Challenge: Print the entries below word for word; the pictures stay out of your copy.

Source records:
________________

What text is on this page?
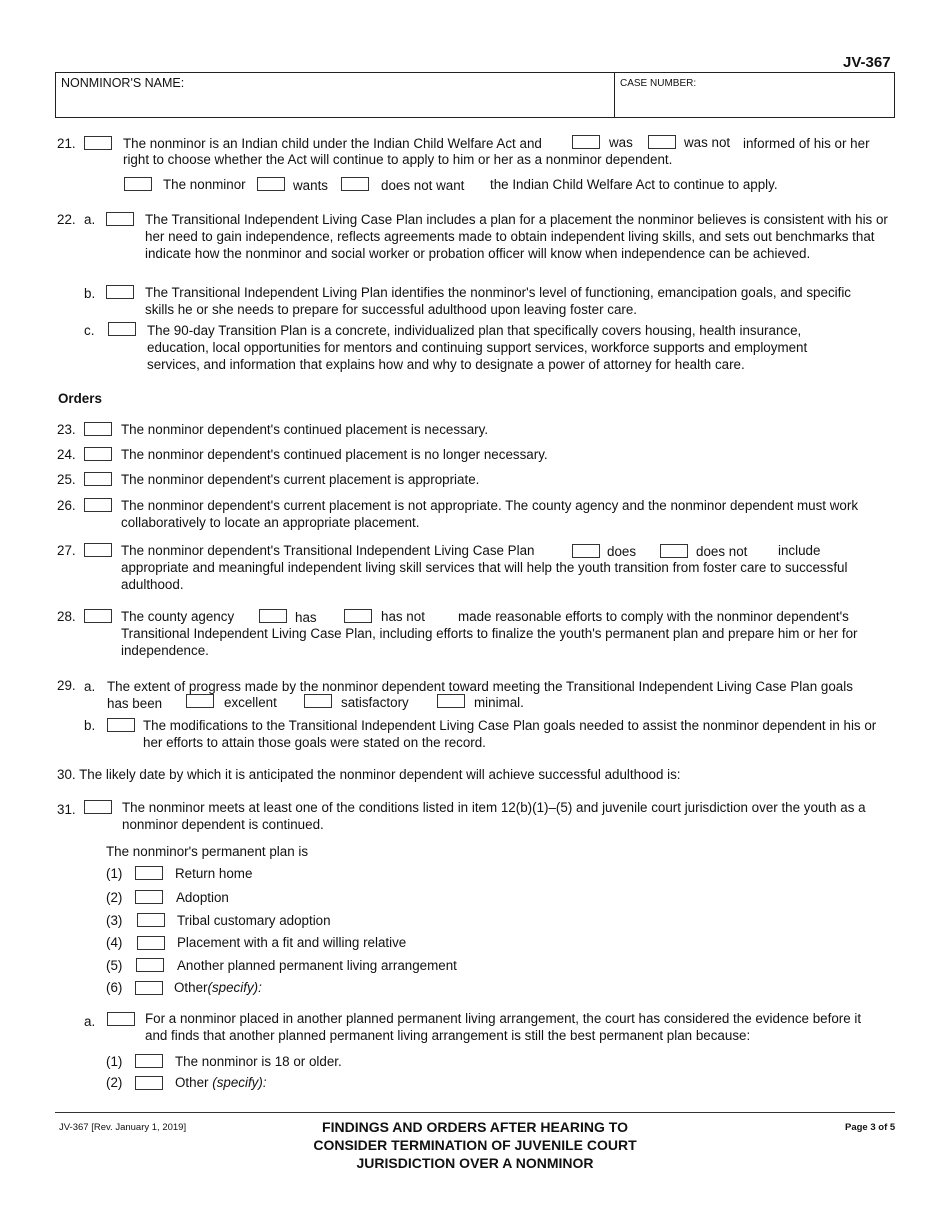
JV-367
NONMINOR'S NAME:	CASE NUMBER:
21.	The nonminor is an Indian child under the Indian Child Welfare Act and	was	was not informed of his or her
right to choose whether the Act will continue to apply to him or her as a nonminor dependent.
The nonminor	wants	does not want the Indian Child Welfare Act to continue to apply.
22. a.	The Transitional Independent Living Case Plan includes a plan for a placement the nonminor believes is consistent with his or her need to gain independence, reflects agreements made to obtain independent living skills, and sets out benchmarks that indicate how the nonminor and social worker or probation officer will know when independence can be achieved.
b.	The Transitional Independent Living Plan identifies the nonminor's level of functioning, emancipation goals, and specific skills he or she needs to prepare for successful adulthood upon leaving foster care.
c.	The 90-day Transition Plan is a concrete, individualized plan that specifically covers housing, health insurance, education, local opportunities for mentors and continuing support services, workforce supports and employment services, and information that explains how and why to designate a power of attorney for health care.
Orders
23.	The nonminor dependent's continued placement is necessary.
24.	The nonminor dependent's continued placement is no longer necessary.
25.	The nonminor dependent's current placement is appropriate.
26.	The nonminor dependent's current placement is not appropriate. The county agency and the nonminor dependent must work collaboratively to locate an appropriate placement.
27.	The nonminor dependent's Transitional Independent Living Case Plan	does	does not include
appropriate and meaningful independent living skill services that will help the youth transition from foster care to successful adulthood.
28.	The county agency	has	has not made reasonable efforts to comply with the nonminor dependent's
Transitional Independent Living Case Plan, including efforts to finalize the youth's permanent plan and prepare him or her for independence.
29. a. The extent of progress made by the nonminor dependent toward meeting the Transitional Independent Living Case Plan goals
has been	excellent	satisfactory	minimal.
b.	The modifications to the Transitional Independent Living Case Plan goals needed to assist the nonminor dependent in his or her efforts to attain those goals were stated on the record.
30. The likely date by which it is anticipated the nonminor dependent will achieve successful adulthood is:
31.	The nonminor meets at least one of the conditions listed in item 12(b)(1)–(5) and juvenile court jurisdiction over the youth as a nonminor dependent is continued.
The nonminor's permanent plan is
(1)	Return home
(2)	Adoption
(3)	Tribal customary adoption
(4)	Placement with a fit and willing relative
(5)	Another planned permanent living arrangement
(6)	Other(specify):
a.	For a nonminor placed in another planned permanent living arrangement, the court has considered the evidence before it and finds that another planned permanent living arrangement is still the best permanent plan because:
(1)	The nonminor is 18 or older.
(2)	Other (specify):
JV-367 [Rev. January 1, 2019]	FINDINGS AND ORDERS AFTER HEARING TO
CONSIDER TERMINATION OF JUVENILE COURT
JURISDICTION OVER A NONMINOR
Page 3 of 5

________________

Answer to this problem:
What text is on this page?
JV-367
NONMINOR'S NAME:	CASE NUMBER:
21.	The nonminor is an Indian child under the Indian Child Welfare Act and	was	was not informed of his or her
right to choose whether the Act will continue to apply to him or her as a nonminor dependent.
The nonminor	wants	does not want the Indian Child Welfare Act to continue to apply.
22. a.	The Transitional Independent Living Case Plan includes a plan for a placement the nonminor believes is consistent with his or her need to gain independence, reflects agreements made to obtain independent living skills, and sets out benchmarks that indicate how the nonminor and social worker or probation officer will know when independence can be achieved.
b.	The Transitional Independent Living Plan identifies the nonminor's level of functioning, emancipation goals, and specific skills he or she needs to prepare for successful adulthood upon leaving foster care.
c.	The 90-day Transition Plan is a concrete, individualized plan that specifically covers housing, health insurance, education, local opportunities for mentors and continuing support services, workforce supports and employment services, and information that explains how and why to designate a power of attorney for health care.
Orders
23.	The nonminor dependent's continued placement is necessary.
24.	The nonminor dependent's continued placement is no longer necessary.
25.	The nonminor dependent's current placement is appropriate.
26.	The nonminor dependent's current placement is not appropriate. The county agency and the nonminor dependent must work collaboratively to locate an appropriate placement.
27.	The nonminor dependent's Transitional Independent Living Case Plan	does	does not include
appropriate and meaningful independent living skill services that will help the youth transition from foster care to successful adulthood.
28.	The county agency	has	has not made reasonable efforts to comply with the nonminor dependent's
Transitional Independent Living Case Plan, including efforts to finalize the youth's permanent plan and prepare him or her for independence.
29. a. The extent of progress made by the nonminor dependent toward meeting the Transitional Independent Living Case Plan goals
has been	excellent	satisfactory	minimal.
b.	The modifications to the Transitional Independent Living Case Plan goals needed to assist the nonminor dependent in his or her efforts to attain those goals were stated on the record.
30. The likely date by which it is anticipated the nonminor dependent will achieve successful adulthood is:
31.	The nonminor meets at least one of the conditions listed in item 12(b)(1)–(5) and juvenile court jurisdiction over the youth as a nonminor dependent is continued.
The nonminor's permanent plan is
(1)	Return home
(2)	Adoption
(3)	Tribal customary adoption
(4)	Placement with a fit and willing relative
(5)	Another planned permanent living arrangement
(6)	Other(specify):
a.	For a nonminor placed in another planned permanent living arrangement, the court has considered the evidence before it and finds that another planned permanent living arrangement is still the best permanent plan because:
(1)	The nonminor is 18 or older.
(2)	Other (specify):
JV-367 [Rev. January 1, 2019]	FINDINGS AND ORDERS AFTER HEARING TO
CONSIDER TERMINATION OF JUVENILE COURT
JURISDICTION OVER A NONMINOR
Page 3 of 5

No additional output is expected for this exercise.